# EXERCISE
Go through the material below, count the lines with the word "quod", and reply with the count alone.
┄┄┄┄┄┄
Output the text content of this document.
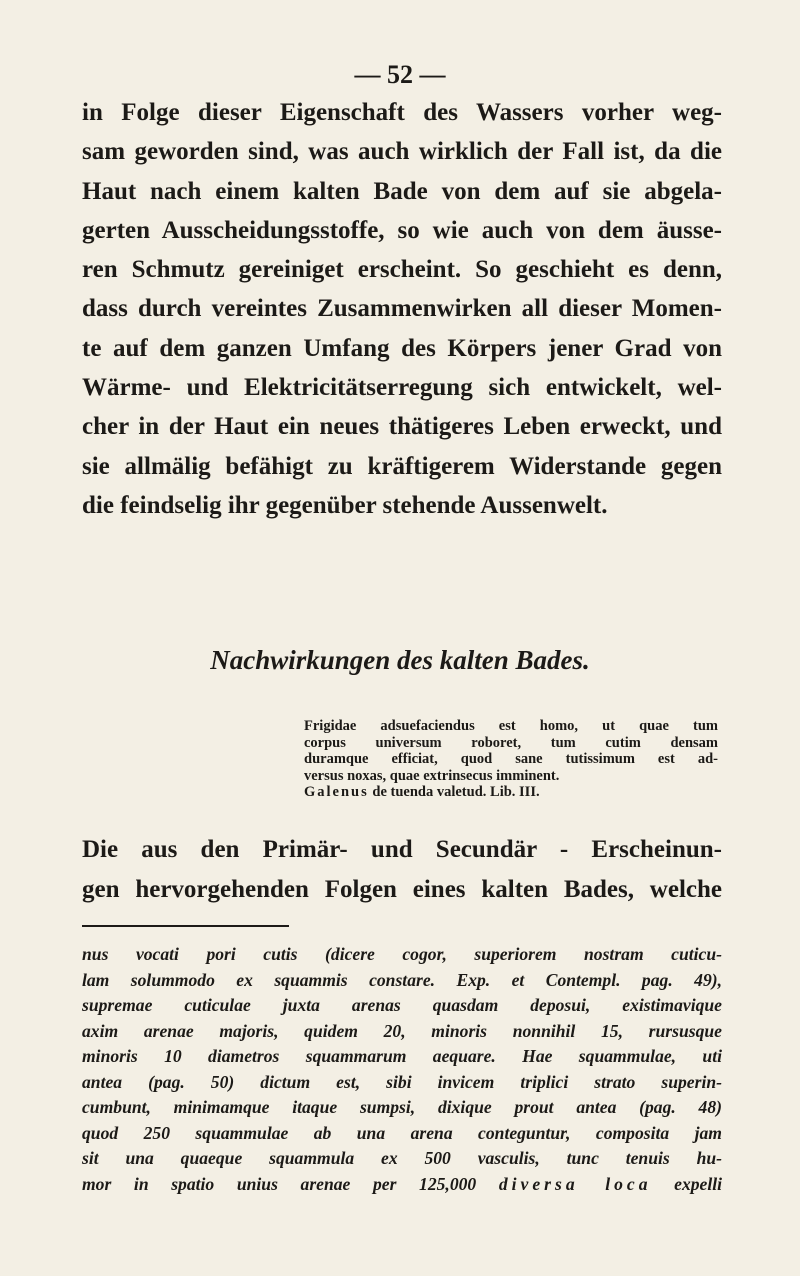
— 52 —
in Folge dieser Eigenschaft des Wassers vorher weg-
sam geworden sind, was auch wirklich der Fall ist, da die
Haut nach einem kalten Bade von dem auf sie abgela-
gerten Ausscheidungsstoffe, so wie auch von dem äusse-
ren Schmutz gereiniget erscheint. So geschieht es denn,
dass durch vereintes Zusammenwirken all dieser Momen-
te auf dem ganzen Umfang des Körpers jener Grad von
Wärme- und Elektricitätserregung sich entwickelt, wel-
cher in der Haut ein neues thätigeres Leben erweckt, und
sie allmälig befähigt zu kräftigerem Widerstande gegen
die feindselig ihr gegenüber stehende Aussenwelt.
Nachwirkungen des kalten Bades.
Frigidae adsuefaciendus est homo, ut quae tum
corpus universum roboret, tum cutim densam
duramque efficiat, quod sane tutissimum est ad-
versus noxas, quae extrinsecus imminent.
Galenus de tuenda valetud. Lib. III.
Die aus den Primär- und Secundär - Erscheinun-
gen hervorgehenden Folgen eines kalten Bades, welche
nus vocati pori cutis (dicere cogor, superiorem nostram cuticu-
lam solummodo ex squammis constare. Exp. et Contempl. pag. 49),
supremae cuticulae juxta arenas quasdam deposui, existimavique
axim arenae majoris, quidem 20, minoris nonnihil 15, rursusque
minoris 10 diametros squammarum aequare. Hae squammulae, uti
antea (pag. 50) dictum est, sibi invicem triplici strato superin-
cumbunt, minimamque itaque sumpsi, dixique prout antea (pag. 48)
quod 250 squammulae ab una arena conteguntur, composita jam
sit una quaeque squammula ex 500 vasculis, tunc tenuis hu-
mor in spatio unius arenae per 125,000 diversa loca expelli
┄┄┄┄┄┄
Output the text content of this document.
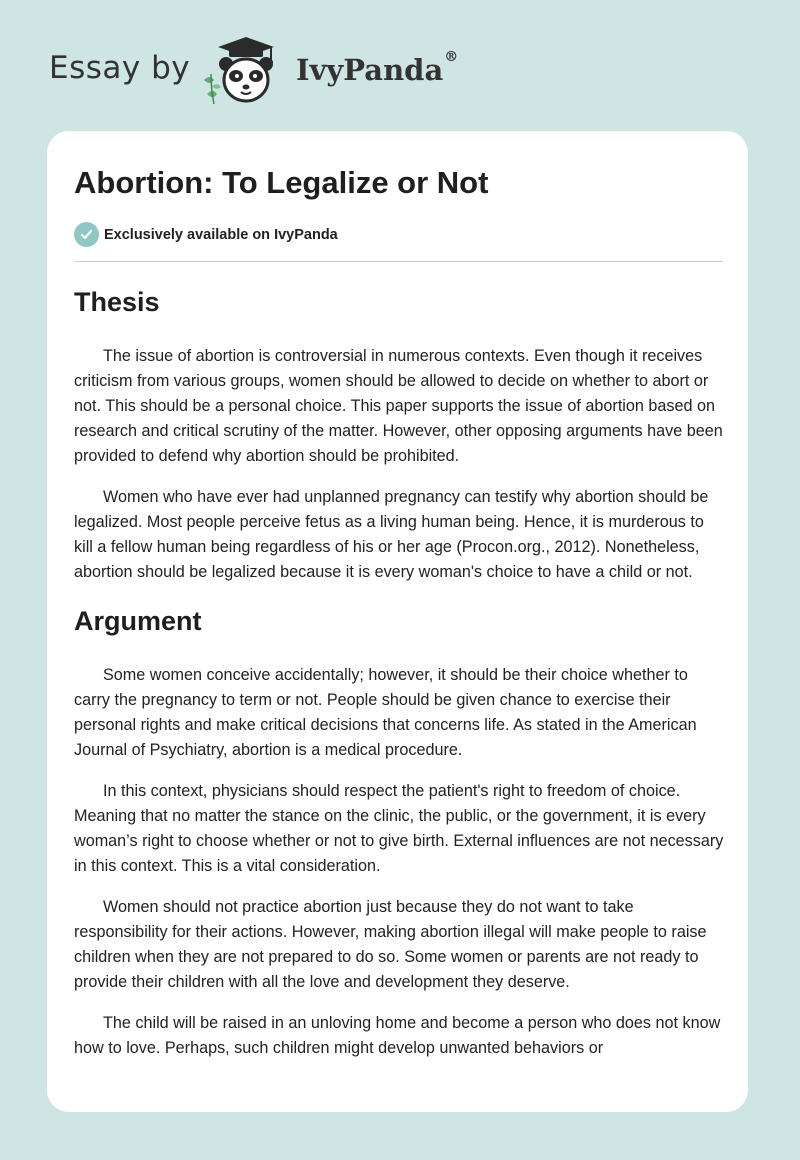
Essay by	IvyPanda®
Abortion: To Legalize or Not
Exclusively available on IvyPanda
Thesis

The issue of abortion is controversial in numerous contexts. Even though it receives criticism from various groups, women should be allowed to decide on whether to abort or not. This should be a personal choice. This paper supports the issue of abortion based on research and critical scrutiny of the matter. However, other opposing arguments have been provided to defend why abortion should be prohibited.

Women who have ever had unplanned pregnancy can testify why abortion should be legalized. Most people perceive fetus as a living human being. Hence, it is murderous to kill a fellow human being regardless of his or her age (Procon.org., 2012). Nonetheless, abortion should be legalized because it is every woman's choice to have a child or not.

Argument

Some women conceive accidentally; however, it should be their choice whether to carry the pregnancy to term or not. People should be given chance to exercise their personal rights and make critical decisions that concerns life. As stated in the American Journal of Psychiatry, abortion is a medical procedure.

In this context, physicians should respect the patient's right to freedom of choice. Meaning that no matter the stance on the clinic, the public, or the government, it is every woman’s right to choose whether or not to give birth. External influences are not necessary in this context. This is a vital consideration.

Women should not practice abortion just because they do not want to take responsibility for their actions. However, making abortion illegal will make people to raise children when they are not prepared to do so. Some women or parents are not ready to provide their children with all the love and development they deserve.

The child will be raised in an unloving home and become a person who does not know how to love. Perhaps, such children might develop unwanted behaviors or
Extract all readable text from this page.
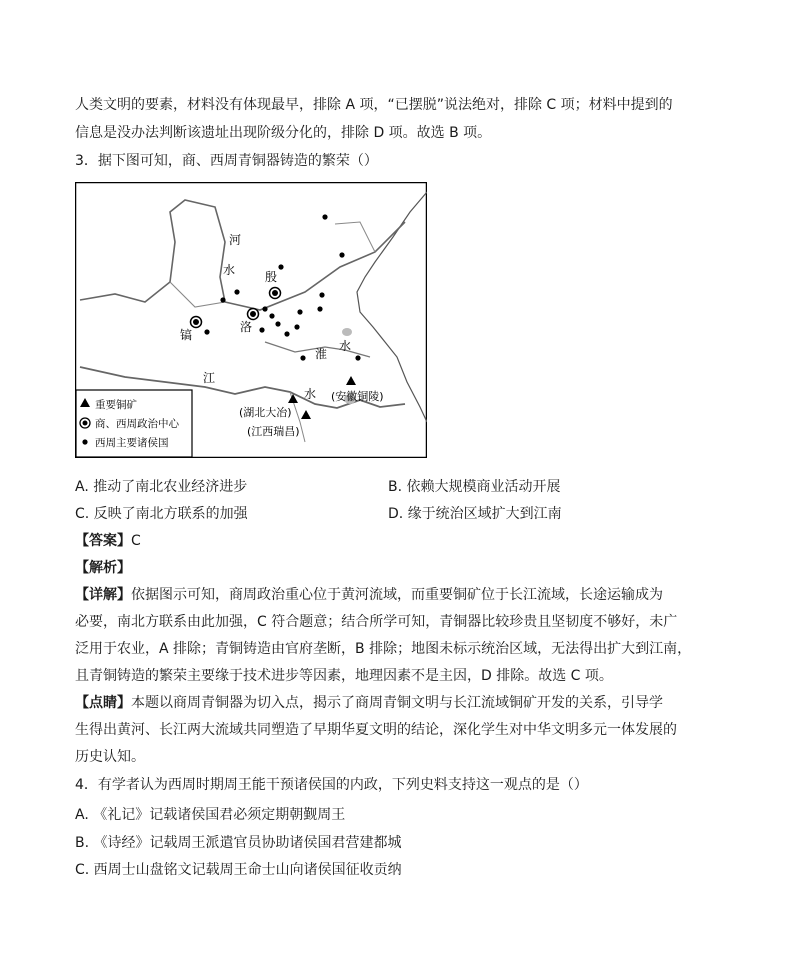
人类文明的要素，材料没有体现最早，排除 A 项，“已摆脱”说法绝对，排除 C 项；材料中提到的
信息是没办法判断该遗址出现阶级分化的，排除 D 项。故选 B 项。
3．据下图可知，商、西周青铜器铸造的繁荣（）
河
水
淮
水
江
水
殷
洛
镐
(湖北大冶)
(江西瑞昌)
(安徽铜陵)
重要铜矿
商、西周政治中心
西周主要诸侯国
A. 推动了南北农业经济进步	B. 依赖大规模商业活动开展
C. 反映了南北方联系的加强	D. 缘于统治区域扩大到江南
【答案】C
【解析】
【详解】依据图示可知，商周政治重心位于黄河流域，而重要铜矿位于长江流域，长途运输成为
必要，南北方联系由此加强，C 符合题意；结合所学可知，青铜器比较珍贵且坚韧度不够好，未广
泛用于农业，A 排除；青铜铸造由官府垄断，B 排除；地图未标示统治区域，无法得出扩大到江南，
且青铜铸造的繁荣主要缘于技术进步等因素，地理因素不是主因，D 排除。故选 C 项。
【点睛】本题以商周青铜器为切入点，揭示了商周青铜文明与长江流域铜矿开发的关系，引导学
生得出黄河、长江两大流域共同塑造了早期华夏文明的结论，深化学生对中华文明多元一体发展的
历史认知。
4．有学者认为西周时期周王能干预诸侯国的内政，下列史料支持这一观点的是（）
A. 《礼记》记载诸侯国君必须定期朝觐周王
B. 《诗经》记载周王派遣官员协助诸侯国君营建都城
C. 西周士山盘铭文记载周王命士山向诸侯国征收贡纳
┄┄┄┄┄┄
# FINISHED EXERCISE
2